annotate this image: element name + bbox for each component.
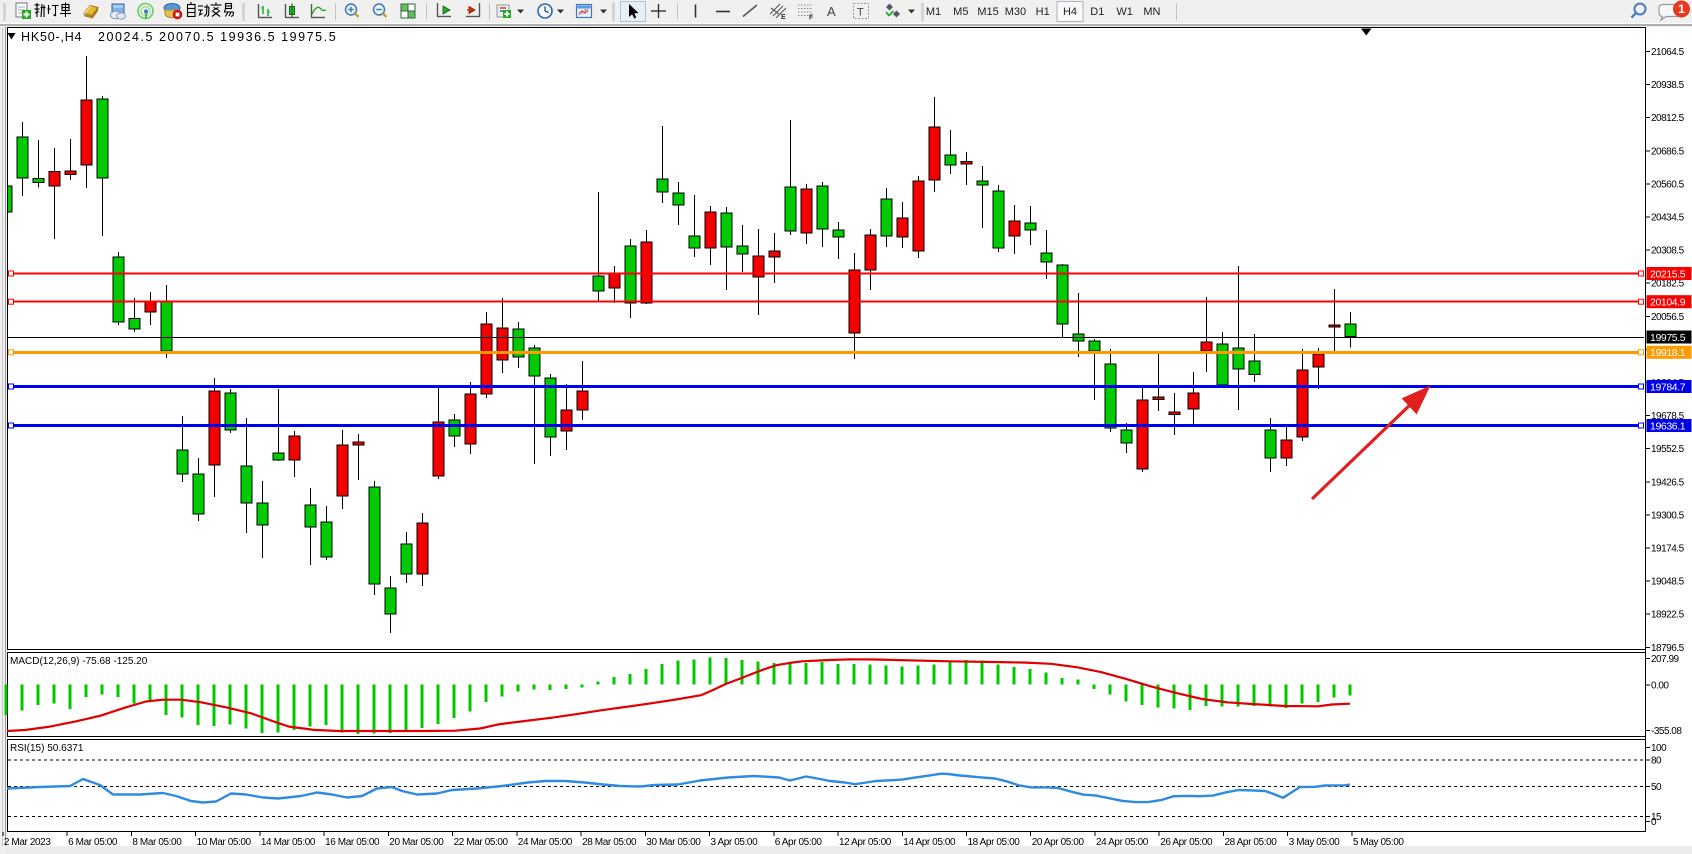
svg-text:22 Mar 05:00: 22 Mar 05:00 [454, 837, 509, 848]
svg-text:20056.5: 20056.5 [1651, 312, 1685, 323]
svg-text:19048.5: 19048.5 [1651, 577, 1685, 588]
svg-text:E: E [781, 14, 786, 21]
svg-text:6 Apr 05:00: 6 Apr 05:00 [775, 837, 823, 848]
svg-text:RSI(15) 50.6371: RSI(15) 50.6371 [10, 743, 84, 754]
svg-text:18796.5: 18796.5 [1651, 643, 1685, 654]
svg-text:19678.5: 19678.5 [1651, 411, 1685, 422]
svg-text:M5: M5 [953, 6, 968, 18]
svg-text:5 May 05:00: 5 May 05:00 [1353, 837, 1404, 848]
svg-text:28 Mar 05:00: 28 Mar 05:00 [582, 837, 637, 848]
svg-text:W1: W1 [1116, 6, 1133, 18]
svg-text:24 Mar 05:00: 24 Mar 05:00 [518, 837, 573, 848]
svg-text:100: 100 [1651, 743, 1667, 754]
svg-text:20560.5: 20560.5 [1651, 179, 1685, 190]
svg-text:207.99: 207.99 [1651, 654, 1680, 665]
svg-text:18922.5: 18922.5 [1651, 610, 1685, 621]
svg-text:50: 50 [1651, 782, 1662, 793]
svg-text:M1: M1 [926, 6, 941, 18]
svg-text:20812.5: 20812.5 [1651, 113, 1685, 124]
svg-text:19552.5: 19552.5 [1651, 444, 1685, 455]
svg-text:30 Mar 05:00: 30 Mar 05:00 [646, 837, 701, 848]
svg-text:8 Mar 05:00: 8 Mar 05:00 [132, 837, 182, 848]
svg-text:14 Apr 05:00: 14 Apr 05:00 [903, 837, 956, 848]
svg-text:24 Apr 05:00: 24 Apr 05:00 [1096, 837, 1149, 848]
svg-text:20 Mar 05:00: 20 Mar 05:00 [389, 837, 444, 848]
svg-text:3 May 05:00: 3 May 05:00 [1289, 837, 1340, 848]
svg-text:12 Apr 05:00: 12 Apr 05:00 [839, 837, 892, 848]
svg-text:D1: D1 [1090, 6, 1104, 18]
svg-text:M30: M30 [1005, 6, 1026, 18]
svg-text:18 Apr 05:00: 18 Apr 05:00 [968, 837, 1021, 848]
svg-text:A: A [827, 4, 836, 19]
svg-text:H1: H1 [1036, 6, 1050, 18]
svg-text:20104.9: 20104.9 [1650, 297, 1686, 309]
svg-text:10 Mar 05:00: 10 Mar 05:00 [197, 837, 252, 848]
svg-text:20308.5: 20308.5 [1651, 246, 1685, 257]
svg-text:MACD(12,26,9) -75.68 -125.20: MACD(12,26,9) -75.68 -125.20 [10, 656, 148, 667]
svg-text:80: 80 [1651, 755, 1662, 766]
svg-text:19636.1: 19636.1 [1650, 420, 1686, 432]
svg-text:20215.5: 20215.5 [1650, 268, 1686, 280]
svg-text:26 Apr 05:00: 26 Apr 05:00 [1160, 837, 1213, 848]
svg-text:2 Mar 2023: 2 Mar 2023 [4, 837, 51, 848]
svg-text:15: 15 [1651, 812, 1662, 823]
svg-text:0.00: 0.00 [1651, 681, 1669, 692]
svg-text:19918.1: 19918.1 [1650, 347, 1686, 359]
svg-text:20182.5: 20182.5 [1651, 279, 1685, 290]
svg-text:20 Apr 05:00: 20 Apr 05:00 [1032, 837, 1085, 848]
svg-text:14 Mar 05:00: 14 Mar 05:00 [261, 837, 316, 848]
svg-text:20434.5: 20434.5 [1651, 213, 1685, 224]
svg-text:6 Mar 05:00: 6 Mar 05:00 [68, 837, 118, 848]
svg-text:19975.5: 19975.5 [1650, 332, 1686, 344]
svg-text:19784.7: 19784.7 [1650, 381, 1686, 393]
svg-text:20686.5: 20686.5 [1651, 146, 1685, 157]
svg-text:28 Apr 05:00: 28 Apr 05:00 [1225, 837, 1278, 848]
svg-text:16 Mar 05:00: 16 Mar 05:00 [325, 837, 380, 848]
svg-text:0: 0 [1651, 817, 1657, 828]
svg-text:H4: H4 [1063, 6, 1077, 18]
svg-text:19174.5: 19174.5 [1651, 544, 1685, 555]
svg-text:F: F [809, 15, 814, 22]
svg-text:HK50-,H4: HK50-,H4 [21, 30, 82, 44]
svg-text:21064.5: 21064.5 [1651, 47, 1685, 58]
svg-text:1: 1 [1678, 2, 1685, 16]
svg-text:19300.5: 19300.5 [1651, 510, 1685, 521]
svg-text:MN: MN [1143, 6, 1160, 18]
svg-text:T: T [857, 7, 864, 19]
svg-text:20938.5: 20938.5 [1651, 80, 1685, 91]
svg-text:20024.5 20070.5 19936.5 19975.: 20024.5 20070.5 19936.5 19975.5 [98, 30, 337, 44]
svg-text:19426.5: 19426.5 [1651, 477, 1685, 488]
svg-text:-355.08: -355.08 [1651, 726, 1682, 737]
svg-text:3 Apr 05:00: 3 Apr 05:00 [711, 837, 759, 848]
svg-text:M15: M15 [977, 6, 998, 18]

● ● ● ● ●

*Given instruction*: Write out the stretch of material from the line containing "svg-text:22 Mar 05:00: 22" through the line containing "svg-text:8 Mar 05:00: 8", reproducing each line without any change.

*Response below*:
svg-text:22 Mar 05:00: 22 Mar 05:00 [454, 837, 509, 848]
svg-text:20056.5: 20056.5 [1651, 312, 1685, 323]
svg-text:19048.5: 19048.5 [1651, 577, 1685, 588]
svg-text:E: E [781, 14, 786, 21]
svg-text:6 Apr 05:00: 6 Apr 05:00 [775, 837, 823, 848]
svg-text:RSI(15) 50.6371: RSI(15) 50.6371 [10, 743, 84, 754]
svg-text:18796.5: 18796.5 [1651, 643, 1685, 654]
svg-text:19678.5: 19678.5 [1651, 411, 1685, 422]
svg-text:M5: M5 [953, 6, 968, 18]
svg-text:5 May 05:00: 5 May 05:00 [1353, 837, 1404, 848]
svg-text:28 Mar 05:00: 28 Mar 05:00 [582, 837, 637, 848]
svg-text:W1: W1 [1116, 6, 1133, 18]
svg-text:24 Mar 05:00: 24 Mar 05:00 [518, 837, 573, 848]
svg-text:100: 100 [1651, 743, 1667, 754]
svg-text:20560.5: 20560.5 [1651, 179, 1685, 190]
svg-text:207.99: 207.99 [1651, 654, 1680, 665]
svg-text:18922.5: 18922.5 [1651, 610, 1685, 621]
svg-text:50: 50 [1651, 782, 1662, 793]
svg-text:M1: M1 [926, 6, 941, 18]
svg-text:20812.5: 20812.5 [1651, 113, 1685, 124]
svg-text:19552.5: 19552.5 [1651, 444, 1685, 455]
svg-text:30 Mar 05:00: 30 Mar 05:00 [646, 837, 701, 848]
svg-text:8 Mar 05:00: 8 Mar 05:00 [132, 837, 182, 848]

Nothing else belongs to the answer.